> **Problem to solve**
Copy out every line exactly as given.

> **Source material**
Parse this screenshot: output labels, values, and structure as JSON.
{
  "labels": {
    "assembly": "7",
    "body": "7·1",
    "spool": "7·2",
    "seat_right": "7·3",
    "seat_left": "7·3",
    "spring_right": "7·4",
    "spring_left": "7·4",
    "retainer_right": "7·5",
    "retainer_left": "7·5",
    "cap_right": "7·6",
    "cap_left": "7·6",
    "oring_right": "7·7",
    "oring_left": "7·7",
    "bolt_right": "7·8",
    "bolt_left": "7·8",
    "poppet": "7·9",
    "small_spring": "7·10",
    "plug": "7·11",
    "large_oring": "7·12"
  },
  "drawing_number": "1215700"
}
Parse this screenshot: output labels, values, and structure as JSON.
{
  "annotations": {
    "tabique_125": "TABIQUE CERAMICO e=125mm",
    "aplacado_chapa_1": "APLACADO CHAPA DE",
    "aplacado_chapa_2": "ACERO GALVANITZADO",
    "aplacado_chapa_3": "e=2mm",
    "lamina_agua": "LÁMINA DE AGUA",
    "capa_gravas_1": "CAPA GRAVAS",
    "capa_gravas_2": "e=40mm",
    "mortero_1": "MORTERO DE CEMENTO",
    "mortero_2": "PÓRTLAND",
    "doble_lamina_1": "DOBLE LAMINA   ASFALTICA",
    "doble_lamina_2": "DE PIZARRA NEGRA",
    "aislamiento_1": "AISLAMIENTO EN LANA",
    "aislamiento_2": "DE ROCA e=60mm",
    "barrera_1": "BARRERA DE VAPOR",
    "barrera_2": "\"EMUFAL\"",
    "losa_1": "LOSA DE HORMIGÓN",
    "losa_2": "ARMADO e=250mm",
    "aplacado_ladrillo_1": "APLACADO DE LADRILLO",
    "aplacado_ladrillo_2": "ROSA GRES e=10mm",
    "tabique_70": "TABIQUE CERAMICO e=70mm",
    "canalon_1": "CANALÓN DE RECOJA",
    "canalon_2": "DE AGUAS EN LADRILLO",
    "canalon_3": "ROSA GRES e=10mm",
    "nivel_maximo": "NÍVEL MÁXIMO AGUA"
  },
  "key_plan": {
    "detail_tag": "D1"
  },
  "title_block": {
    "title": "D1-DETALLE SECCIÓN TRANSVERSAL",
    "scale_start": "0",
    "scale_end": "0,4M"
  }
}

> **The solution**
Parse this screenshot: output labels, values, and structure as JSON.
{
  "labels": {
    "assembly": "7",
    "body": "7·1",
    "spool": "7·2",
    "seat_right": "7·3",
    "seat_left": "7·3",
    "spring_right": "7·4",
    "spring_left": "7·4",
    "retainer_right": "7·5",
    "retainer_left": "7·5",
    "cap_right": "7·6",
    "cap_left": "7·6",
    "oring_right": "7·7",
    "oring_left": "7·7",
    "bolt_right": "7·8",
    "bolt_left": "7·8",
    "poppet": "7·9",
    "small_spring": "7·10",
    "plug": "7·11",
    "large_oring": "7·12"
  },
  "drawing_number": "1215700"
}
Parse this screenshot: output labels, values, and structure as JSON.
{
  "annotations": {
    "tabique_125": "TABIQUE CERAMICO e=125mm",
    "aplacado_chapa_1": "APLACADO CHAPA DE",
    "aplacado_chapa_2": "ACERO GALVANITZADO",
    "aplacado_chapa_3": "e=2mm",
    "lamina_agua": "LÁMINA DE AGUA",
    "capa_gravas_1": "CAPA GRAVAS",
    "capa_gravas_2": "e=40mm",
    "mortero_1": "MORTERO DE CEMENTO",
    "mortero_2": "PÓRTLAND",
    "doble_lamina_1": "DOBLE LAMINA   ASFALTICA",
    "doble_lamina_2": "DE PIZARRA NEGRA",
    "aislamiento_1": "AISLAMIENTO EN LANA",
    "aislamiento_2": "DE ROCA e=60mm",
    "barrera_1": "BARRERA DE VAPOR",
    "barrera_2": "\"EMUFAL\"",
    "losa_1": "LOSA DE HORMIGÓN",
    "losa_2": "ARMADO e=250mm",
    "aplacado_ladrillo_1": "APLACADO DE LADRILLO",
    "aplacado_ladrillo_2": "ROSA GRES e=10mm",
    "tabique_70": "TABIQUE CERAMICO e=70mm",
    "canalon_1": "CANALÓN DE RECOJA",
    "canalon_2": "DE AGUAS EN LADRILLO",
    "canalon_3": "ROSA GRES e=10mm",
    "nivel_maximo": "NÍVEL MÁXIMO AGUA"
  },
  "key_plan": {
    "detail_tag": "D1"
  },
  "title_block": {
    "title": "D1-DETALLE SECCIÓN TRANSVERSAL",
    "scale_start": "0",
    "scale_end": "0,4M"
  }
}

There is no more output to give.